> **Instructions for the task**: Leaving out every picture, quote the data below exactly as it appears.

> **Material shown**:
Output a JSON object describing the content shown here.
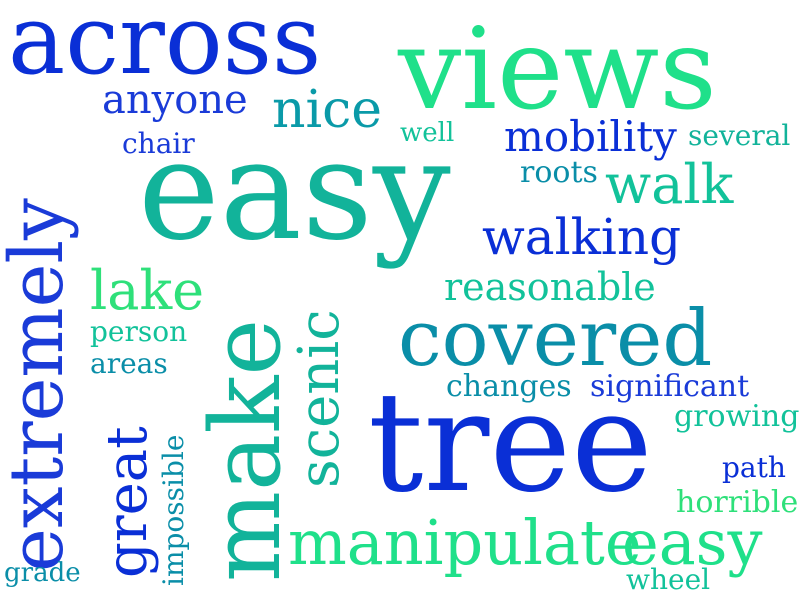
{
  "palette": {
    "blue": "#0a2fd6",
    "deep_blue": "#1a3bd8",
    "teal": "#12b39a",
    "teal_dark": "#0a8ea8",
    "green": "#1fe08a",
    "light_green": "#2ed88c"
  },
  "words": [
    {
      "id": "across",
      "text": "across",
      "color": "#0a2fd6"
    },
    {
      "id": "views",
      "text": "views",
      "color": "#1fe08a"
    },
    {
      "id": "anyone",
      "text": "anyone",
      "color": "#1a3bd8"
    },
    {
      "id": "nice",
      "text": "nice",
      "color": "#0a9aa8"
    },
    {
      "id": "extremely",
      "text": "extremely",
      "color": "#1a3bd8"
    },
    {
      "id": "chair",
      "text": "chair",
      "color": "#1a3bd8"
    },
    {
      "id": "well",
      "text": "well",
      "color": "#12c29a"
    },
    {
      "id": "mobility",
      "text": "mobility",
      "color": "#0a2fd6"
    },
    {
      "id": "several",
      "text": "several",
      "color": "#12b39a"
    },
    {
      "id": "easy",
      "text": "easy",
      "color": "#12b39a"
    },
    {
      "id": "roots",
      "text": "roots",
      "color": "#0a8ea8"
    },
    {
      "id": "walk",
      "text": "walk",
      "color": "#12c29a"
    },
    {
      "id": "walking",
      "text": "walking",
      "color": "#0a2fd6"
    },
    {
      "id": "make",
      "text": "make",
      "color": "#12b39a"
    },
    {
      "id": "lake",
      "text": "lake",
      "color": "#2ee07a"
    },
    {
      "id": "reasonable",
      "text": "reasonable",
      "color": "#12c29a"
    },
    {
      "id": "person",
      "text": "person",
      "color": "#12c29a"
    },
    {
      "id": "scenic",
      "text": "scenic",
      "color": "#12b39a"
    },
    {
      "id": "covered",
      "text": "covered",
      "color": "#0a8ea8"
    },
    {
      "id": "areas",
      "text": "areas",
      "color": "#0a8ea8"
    },
    {
      "id": "changes",
      "text": "changes",
      "color": "#0a8ea8"
    },
    {
      "id": "significant",
      "text": "significant",
      "color": "#1a3bd8"
    },
    {
      "id": "tree",
      "text": "tree",
      "color": "#0a2fd6"
    },
    {
      "id": "growing",
      "text": "growing",
      "color": "#12c29a"
    },
    {
      "id": "great",
      "text": "great",
      "color": "#0a2fd6"
    },
    {
      "id": "impossible",
      "text": "impossible",
      "color": "#0a8ea8"
    },
    {
      "id": "path",
      "text": "path",
      "color": "#0a2fd6"
    },
    {
      "id": "horrible",
      "text": "horrible",
      "color": "#2ee07a"
    },
    {
      "id": "manipulate",
      "text": "manipulate",
      "color": "#1fe08a"
    },
    {
      "id": "easy2",
      "text": "easy",
      "color": "#1fe08a"
    },
    {
      "id": "grade",
      "text": "grade",
      "color": "#0a8ea8"
    },
    {
      "id": "wheel",
      "text": "wheel",
      "color": "#12c29a"
    }
  ]
}
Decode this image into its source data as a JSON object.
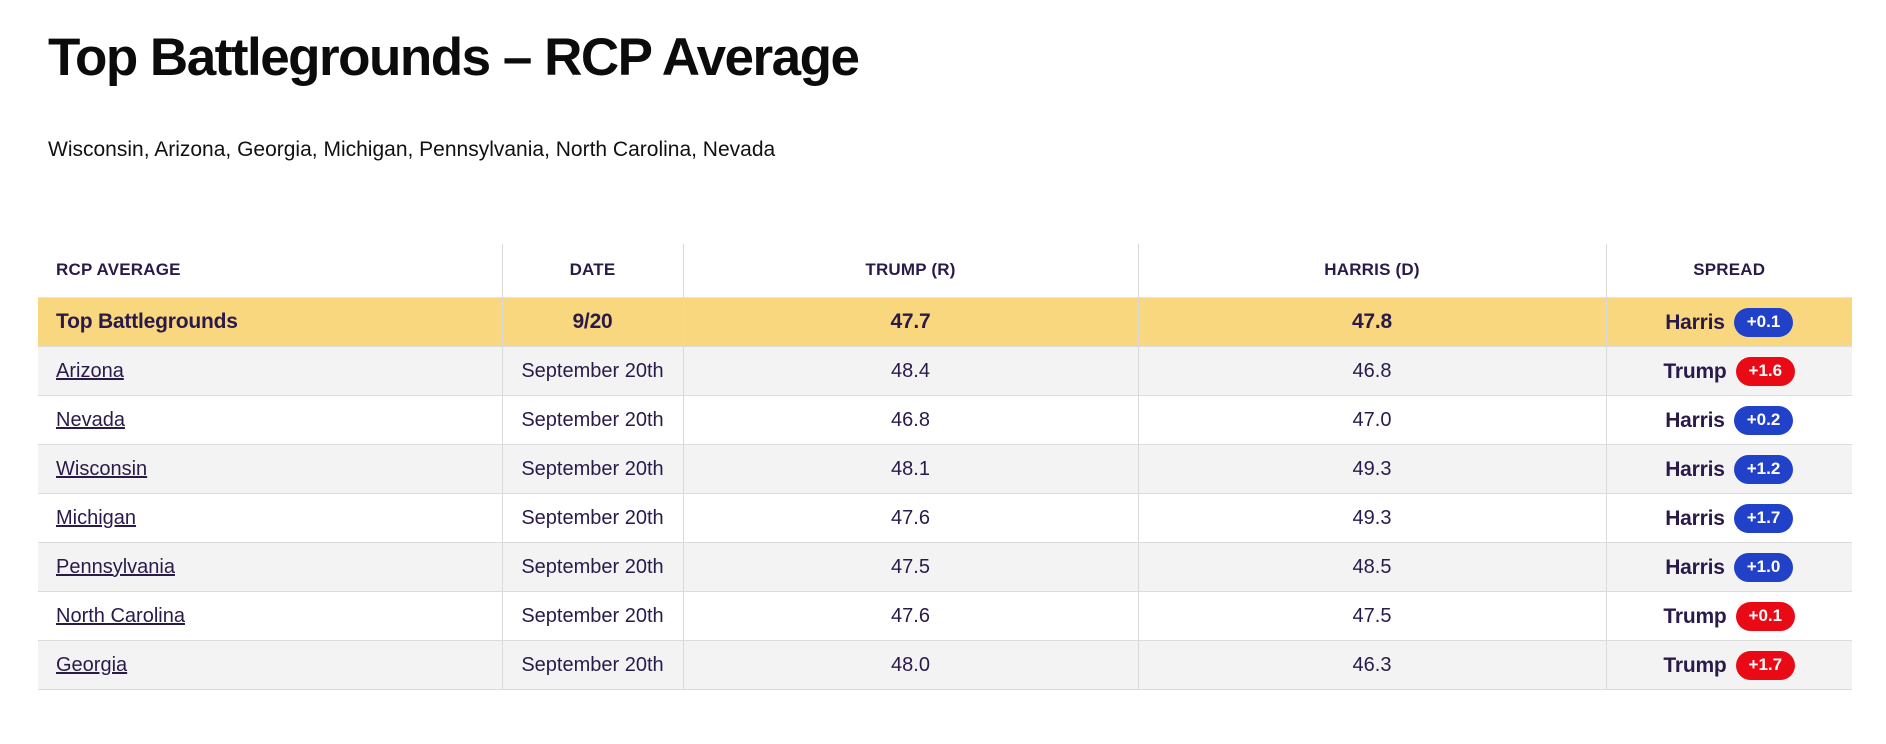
{
  "page": {
    "title": "Top Battlegrounds – RCP Average",
    "subtitle": "Wisconsin, Arizona, Georgia, Michigan, Pennsylvania, North Carolina, Nevada"
  },
  "table": {
    "columns": [
      "RCP AVERAGE",
      "DATE",
      "TRUMP (R)",
      "HARRIS (D)",
      "SPREAD"
    ],
    "summary": {
      "label": "Top Battlegrounds",
      "date": "9/20",
      "trump": "47.7",
      "harris": "47.8",
      "spread_leader": "Harris",
      "spread_value": "+0.1",
      "spread_party": "dem"
    },
    "rows": [
      {
        "state": "Arizona",
        "date": "September 20th",
        "trump": "48.4",
        "harris": "46.8",
        "spread_leader": "Trump",
        "spread_value": "+1.6",
        "spread_party": "rep"
      },
      {
        "state": "Nevada",
        "date": "September 20th",
        "trump": "46.8",
        "harris": "47.0",
        "spread_leader": "Harris",
        "spread_value": "+0.2",
        "spread_party": "dem"
      },
      {
        "state": "Wisconsin",
        "date": "September 20th",
        "trump": "48.1",
        "harris": "49.3",
        "spread_leader": "Harris",
        "spread_value": "+1.2",
        "spread_party": "dem"
      },
      {
        "state": "Michigan",
        "date": "September 20th",
        "trump": "47.6",
        "harris": "49.3",
        "spread_leader": "Harris",
        "spread_value": "+1.7",
        "spread_party": "dem"
      },
      {
        "state": "Pennsylvania",
        "date": "September 20th",
        "trump": "47.5",
        "harris": "48.5",
        "spread_leader": "Harris",
        "spread_value": "+1.0",
        "spread_party": "dem"
      },
      {
        "state": "North Carolina",
        "date": "September 20th",
        "trump": "47.6",
        "harris": "47.5",
        "spread_leader": "Trump",
        "spread_value": "+0.1",
        "spread_party": "rep"
      },
      {
        "state": "Georgia",
        "date": "September 20th",
        "trump": "48.0",
        "harris": "46.3",
        "spread_leader": "Trump",
        "spread_value": "+1.7",
        "spread_party": "rep"
      }
    ]
  },
  "colors": {
    "highlight_row_bg": "#f9d77e",
    "alt_row_bg": "#f3f3f3",
    "dem_pill": "#2141c8",
    "rep_pill": "#ea0a16",
    "table_text": "#2a1a4a"
  }
}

> **Solution to the problem**:
Output a JSON object describing the content shown here.
{
  "palette": {
    "blue": "#0a2fd6",
    "deep_blue": "#1a3bd8",
    "teal": "#12b39a",
    "teal_dark": "#0a8ea8",
    "green": "#1fe08a",
    "light_green": "#2ed88c"
  },
  "words": [
    {
      "id": "across",
      "text": "across",
      "color": "#0a2fd6"
    },
    {
      "id": "views",
      "text": "views",
      "color": "#1fe08a"
    },
    {
      "id": "anyone",
      "text": "anyone",
      "color": "#1a3bd8"
    },
    {
      "id": "nice",
      "text": "nice",
      "color": "#0a9aa8"
    },
    {
      "id": "extremely",
      "text": "extremely",
      "color": "#1a3bd8"
    },
    {
      "id": "chair",
      "text": "chair",
      "color": "#1a3bd8"
    },
    {
      "id": "well",
      "text": "well",
      "color": "#12c29a"
    },
    {
      "id": "mobility",
      "text": "mobility",
      "color": "#0a2fd6"
    },
    {
      "id": "several",
      "text": "several",
      "color": "#12b39a"
    },
    {
      "id": "easy",
      "text": "easy",
      "color": "#12b39a"
    },
    {
      "id": "roots",
      "text": "roots",
      "color": "#0a8ea8"
    },
    {
      "id": "walk",
      "text": "walk",
      "color": "#12c29a"
    },
    {
      "id": "walking",
      "text": "walking",
      "color": "#0a2fd6"
    },
    {
      "id": "make",
      "text": "make",
      "color": "#12b39a"
    },
    {
      "id": "lake",
      "text": "lake",
      "color": "#2ee07a"
    },
    {
      "id": "reasonable",
      "text": "reasonable",
      "color": "#12c29a"
    },
    {
      "id": "person",
      "text": "person",
      "color": "#12c29a"
    },
    {
      "id": "scenic",
      "text": "scenic",
      "color": "#12b39a"
    },
    {
      "id": "covered",
      "text": "covered",
      "color": "#0a8ea8"
    },
    {
      "id": "areas",
      "text": "areas",
      "color": "#0a8ea8"
    },
    {
      "id": "changes",
      "text": "changes",
      "color": "#0a8ea8"
    },
    {
      "id": "significant",
      "text": "significant",
      "color": "#1a3bd8"
    },
    {
      "id": "tree",
      "text": "tree",
      "color": "#0a2fd6"
    },
    {
      "id": "growing",
      "text": "growing",
      "color": "#12c29a"
    },
    {
      "id": "great",
      "text": "great",
      "color": "#0a2fd6"
    },
    {
      "id": "impossible",
      "text": "impossible",
      "color": "#0a8ea8"
    },
    {
      "id": "path",
      "text": "path",
      "color": "#0a2fd6"
    },
    {
      "id": "horrible",
      "text": "horrible",
      "color": "#2ee07a"
    },
    {
      "id": "manipulate",
      "text": "manipulate",
      "color": "#1fe08a"
    },
    {
      "id": "easy2",
      "text": "easy",
      "color": "#1fe08a"
    },
    {
      "id": "grade",
      "text": "grade",
      "color": "#0a8ea8"
    },
    {
      "id": "wheel",
      "text": "wheel",
      "color": "#12c29a"
    }
  ]
}
Decode this image into its source data as a JSON object.
{
  "page": {
    "title": "Top Battlegrounds – RCP Average",
    "subtitle": "Wisconsin, Arizona, Georgia, Michigan, Pennsylvania, North Carolina, Nevada"
  },
  "table": {
    "columns": [
      "RCP AVERAGE",
      "DATE",
      "TRUMP (R)",
      "HARRIS (D)",
      "SPREAD"
    ],
    "summary": {
      "label": "Top Battlegrounds",
      "date": "9/20",
      "trump": "47.7",
      "harris": "47.8",
      "spread_leader": "Harris",
      "spread_value": "+0.1",
      "spread_party": "dem"
    },
    "rows": [
      {
        "state": "Arizona",
        "date": "September 20th",
        "trump": "48.4",
        "harris": "46.8",
        "spread_leader": "Trump",
        "spread_value": "+1.6",
        "spread_party": "rep"
      },
      {
        "state": "Nevada",
        "date": "September 20th",
        "trump": "46.8",
        "harris": "47.0",
        "spread_leader": "Harris",
        "spread_value": "+0.2",
        "spread_party": "dem"
      },
      {
        "state": "Wisconsin",
        "date": "September 20th",
        "trump": "48.1",
        "harris": "49.3",
        "spread_leader": "Harris",
        "spread_value": "+1.2",
        "spread_party": "dem"
      },
      {
        "state": "Michigan",
        "date": "September 20th",
        "trump": "47.6",
        "harris": "49.3",
        "spread_leader": "Harris",
        "spread_value": "+1.7",
        "spread_party": "dem"
      },
      {
        "state": "Pennsylvania",
        "date": "September 20th",
        "trump": "47.5",
        "harris": "48.5",
        "spread_leader": "Harris",
        "spread_value": "+1.0",
        "spread_party": "dem"
      },
      {
        "state": "North Carolina",
        "date": "September 20th",
        "trump": "47.6",
        "harris": "47.5",
        "spread_leader": "Trump",
        "spread_value": "+0.1",
        "spread_party": "rep"
      },
      {
        "state": "Georgia",
        "date": "September 20th",
        "trump": "48.0",
        "harris": "46.3",
        "spread_leader": "Trump",
        "spread_value": "+1.7",
        "spread_party": "rep"
      }
    ]
  },
  "colors": {
    "highlight_row_bg": "#f9d77e",
    "alt_row_bg": "#f3f3f3",
    "dem_pill": "#2141c8",
    "rep_pill": "#ea0a16",
    "table_text": "#2a1a4a"
  }
}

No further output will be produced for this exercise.